# [Records for processing]
START
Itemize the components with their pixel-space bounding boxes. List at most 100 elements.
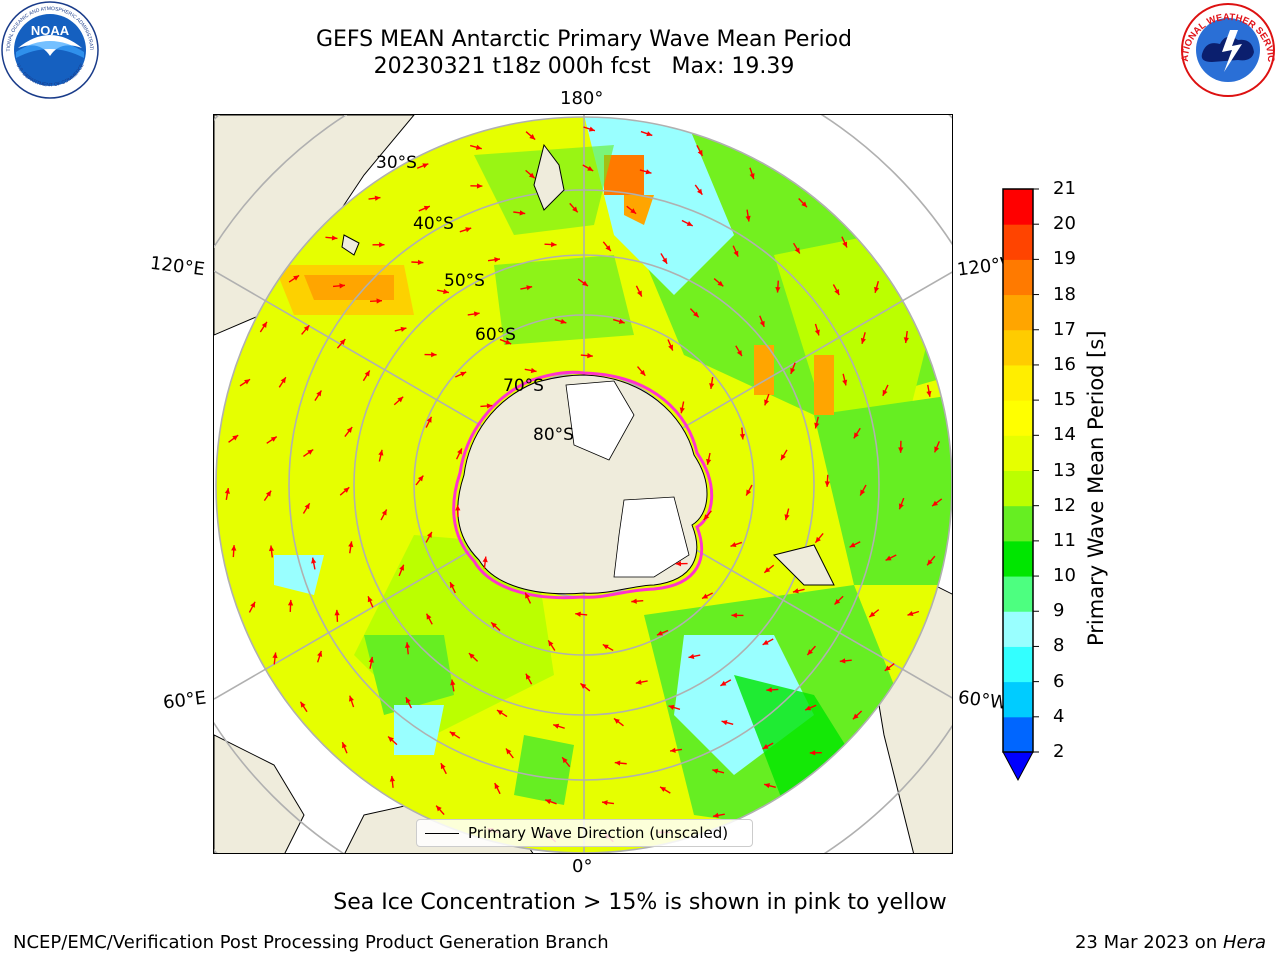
END
START
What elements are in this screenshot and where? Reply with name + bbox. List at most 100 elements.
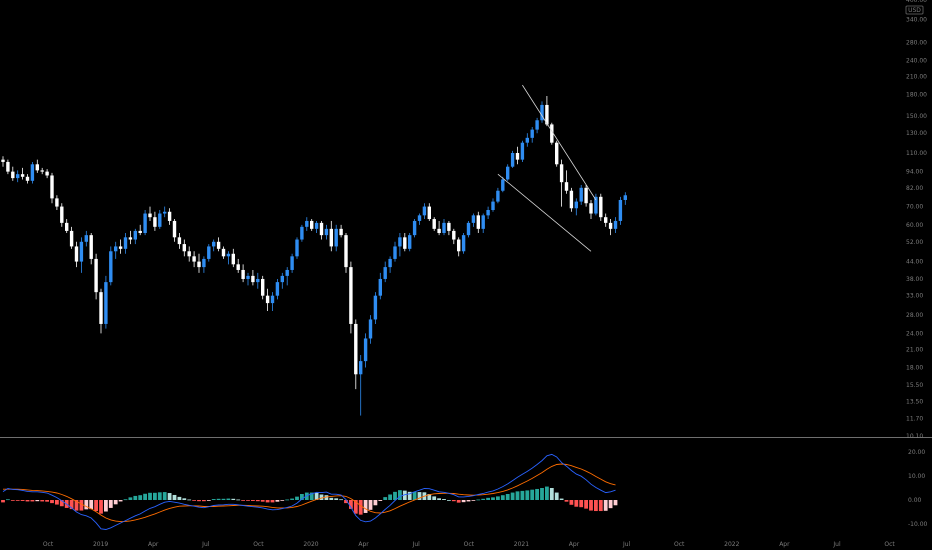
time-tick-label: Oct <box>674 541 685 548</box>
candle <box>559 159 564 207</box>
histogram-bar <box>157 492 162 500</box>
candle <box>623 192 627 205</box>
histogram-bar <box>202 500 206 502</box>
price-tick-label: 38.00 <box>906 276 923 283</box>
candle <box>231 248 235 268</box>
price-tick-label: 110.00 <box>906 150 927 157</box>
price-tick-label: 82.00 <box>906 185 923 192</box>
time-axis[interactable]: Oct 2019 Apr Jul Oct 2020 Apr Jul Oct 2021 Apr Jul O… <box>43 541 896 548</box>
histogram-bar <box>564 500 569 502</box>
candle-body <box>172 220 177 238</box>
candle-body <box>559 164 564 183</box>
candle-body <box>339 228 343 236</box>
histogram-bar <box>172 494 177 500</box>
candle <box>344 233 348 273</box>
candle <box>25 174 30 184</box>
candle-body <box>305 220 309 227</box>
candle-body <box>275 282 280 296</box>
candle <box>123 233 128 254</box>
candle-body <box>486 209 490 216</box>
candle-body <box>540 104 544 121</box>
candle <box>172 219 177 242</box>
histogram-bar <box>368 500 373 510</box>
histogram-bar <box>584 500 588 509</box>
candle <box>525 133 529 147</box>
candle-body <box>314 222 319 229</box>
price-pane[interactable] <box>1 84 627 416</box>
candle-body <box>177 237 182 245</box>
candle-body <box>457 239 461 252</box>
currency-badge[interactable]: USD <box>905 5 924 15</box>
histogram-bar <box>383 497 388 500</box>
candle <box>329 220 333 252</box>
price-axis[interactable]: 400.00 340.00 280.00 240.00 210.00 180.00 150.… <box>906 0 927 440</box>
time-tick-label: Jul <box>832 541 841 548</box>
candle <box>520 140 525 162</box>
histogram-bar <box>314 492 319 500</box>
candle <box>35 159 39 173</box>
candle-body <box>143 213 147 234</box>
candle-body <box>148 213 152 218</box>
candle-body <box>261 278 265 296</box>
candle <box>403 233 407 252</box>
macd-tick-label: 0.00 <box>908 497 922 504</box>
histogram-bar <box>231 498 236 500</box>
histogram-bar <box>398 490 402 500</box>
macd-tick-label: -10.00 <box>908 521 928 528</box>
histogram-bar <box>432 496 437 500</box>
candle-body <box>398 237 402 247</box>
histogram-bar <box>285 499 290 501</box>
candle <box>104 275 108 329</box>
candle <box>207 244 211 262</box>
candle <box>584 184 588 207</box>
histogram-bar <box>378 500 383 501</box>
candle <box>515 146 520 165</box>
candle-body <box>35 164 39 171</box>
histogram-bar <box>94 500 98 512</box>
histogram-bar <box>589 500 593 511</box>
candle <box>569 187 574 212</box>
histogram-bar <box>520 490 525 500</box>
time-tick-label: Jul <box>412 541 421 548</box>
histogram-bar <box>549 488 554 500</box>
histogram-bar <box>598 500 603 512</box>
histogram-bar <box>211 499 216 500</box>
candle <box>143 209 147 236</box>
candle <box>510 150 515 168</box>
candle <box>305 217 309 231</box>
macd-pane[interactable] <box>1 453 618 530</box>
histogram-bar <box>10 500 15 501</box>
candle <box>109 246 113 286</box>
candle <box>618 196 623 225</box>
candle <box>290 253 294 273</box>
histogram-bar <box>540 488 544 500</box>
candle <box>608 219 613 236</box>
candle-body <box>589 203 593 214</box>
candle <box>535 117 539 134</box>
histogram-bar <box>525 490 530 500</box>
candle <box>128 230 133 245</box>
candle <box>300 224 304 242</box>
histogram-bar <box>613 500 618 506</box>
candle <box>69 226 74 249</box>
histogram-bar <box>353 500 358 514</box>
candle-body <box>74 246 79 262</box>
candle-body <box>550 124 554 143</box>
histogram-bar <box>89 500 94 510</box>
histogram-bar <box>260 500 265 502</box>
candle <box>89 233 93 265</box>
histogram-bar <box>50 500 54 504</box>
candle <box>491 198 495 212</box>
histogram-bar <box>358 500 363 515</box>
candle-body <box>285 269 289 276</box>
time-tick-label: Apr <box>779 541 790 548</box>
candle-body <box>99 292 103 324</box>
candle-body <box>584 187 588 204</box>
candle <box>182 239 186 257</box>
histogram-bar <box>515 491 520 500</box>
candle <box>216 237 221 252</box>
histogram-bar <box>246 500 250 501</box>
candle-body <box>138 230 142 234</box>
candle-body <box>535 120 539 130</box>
END
# [To do]
Return everything in the entries from the line containing "What elements are" down to the line containing "histogram-bar <box>231 498 236 500</box>", word for word, and leave the pictures out.

# [Task solution]
What elements are in this screenshot and where? Reply with name + bbox. List at most 100 elements.
time-tick-label: Oct <box>674 541 685 548</box>
candle <box>559 159 564 207</box>
histogram-bar <box>157 492 162 500</box>
candle <box>623 192 627 205</box>
histogram-bar <box>202 500 206 502</box>
price-tick-label: 38.00 <box>906 276 923 283</box>
candle <box>231 248 235 268</box>
price-tick-label: 110.00 <box>906 150 927 157</box>
price-tick-label: 82.00 <box>906 185 923 192</box>
time-axis[interactable]: Oct 2019 Apr Jul Oct 2020 Apr Jul Oct 2021 Apr Jul O… <box>43 541 896 548</box>
histogram-bar <box>564 500 569 502</box>
candle-body <box>172 220 177 238</box>
candle-body <box>559 164 564 183</box>
candle-body <box>339 228 343 236</box>
histogram-bar <box>172 494 177 500</box>
candle <box>344 233 348 273</box>
candle <box>25 174 30 184</box>
candle-body <box>305 220 309 227</box>
candle-body <box>275 282 280 296</box>
candle <box>123 233 128 254</box>
candle-body <box>486 209 490 216</box>
candle-body <box>540 104 544 121</box>
candle <box>172 219 177 242</box>
histogram-bar <box>368 500 373 510</box>
histogram-bar <box>584 500 588 509</box>
candle <box>525 133 529 147</box>
candle-body <box>314 222 319 229</box>
price-pane[interactable] <box>1 84 627 416</box>
candle-body <box>177 237 182 245</box>
candle-body <box>457 239 461 252</box>
currency-badge[interactable]: USD <box>905 5 924 15</box>
histogram-bar <box>383 497 388 500</box>
candle <box>329 220 333 252</box>
price-axis[interactable]: 400.00 340.00 280.00 240.00 210.00 180.00 150.… <box>906 0 927 440</box>
time-tick-label: Jul <box>832 541 841 548</box>
candle <box>520 140 525 162</box>
histogram-bar <box>314 492 319 500</box>
candle <box>35 159 39 173</box>
candle-body <box>143 213 147 234</box>
candle-body <box>148 213 152 218</box>
candle-body <box>261 278 265 296</box>
candle <box>403 233 407 252</box>
macd-tick-label: 0.00 <box>908 497 922 504</box>
histogram-bar <box>231 498 236 500</box>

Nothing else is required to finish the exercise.